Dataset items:
>> START
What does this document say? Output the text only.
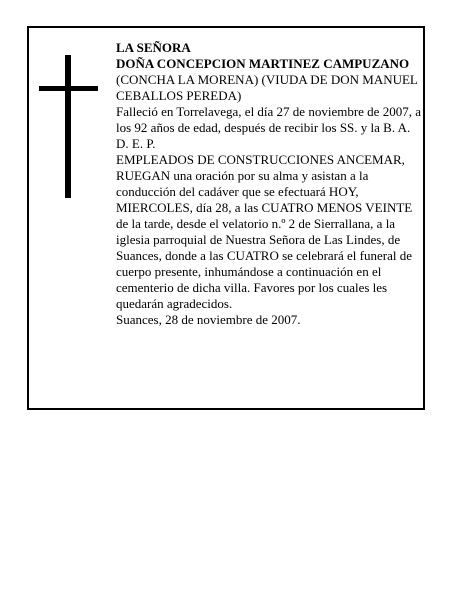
LA SEÑORA

DOÑA CONCEPCION MARTINEZ CAMPUZANO

(CONCHA LA MORENA) (VIUDA DE DON MANUEL CEBALLOS PEREDA)

Falleció en Torrelavega, el día 27 de noviembre de 2007, a los 92 años de edad, después de recibir los SS. y la B. A.

D. E. P.

EMPLEADOS DE CONSTRUCCIONES ANCEMAR, RUEGAN una oración por su alma y asistan a la conducción del cadáver que se efectuará HOY, MIERCOLES, día 28, a las CUATRO MENOS VEINTE de la tarde, desde el velatorio n.º 2 de Sierrallana, a la iglesia parroquial de Nuestra Señora de Las Lindes, de Suances, donde a las CUATRO se celebrará el funeral de cuerpo presente, inhumándose a continuación en el cementerio de dicha villa. Favores por los cuales les quedarán agradecidos.

Suances, 28 de noviembre de 2007.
>> END
▶ _Exercise_: Keep the pictures out of your copy, and repeat every entry above exactly.

▶ _Output of the task_:
What does this document say? Output the text only.
LA SEÑORA

DOÑA CONCEPCION MARTINEZ CAMPUZANO

(CONCHA LA MORENA) (VIUDA DE DON MANUEL CEBALLOS PEREDA)

Falleció en Torrelavega, el día 27 de noviembre de 2007, a los 92 años de edad, después de recibir los SS. y la B. A.

D. E. P.

EMPLEADOS DE CONSTRUCCIONES ANCEMAR, RUEGAN una oración por su alma y asistan a la conducción del cadáver que se efectuará HOY, MIERCOLES, día 28, a las CUATRO MENOS VEINTE de la tarde, desde el velatorio n.º 2 de Sierrallana, a la iglesia parroquial de Nuestra Señora de Las Lindes, de Suances, donde a las CUATRO se celebrará el funeral de cuerpo presente, inhumándose a continuación en el cementerio de dicha villa. Favores por los cuales les quedarán agradecidos.

Suances, 28 de noviembre de 2007.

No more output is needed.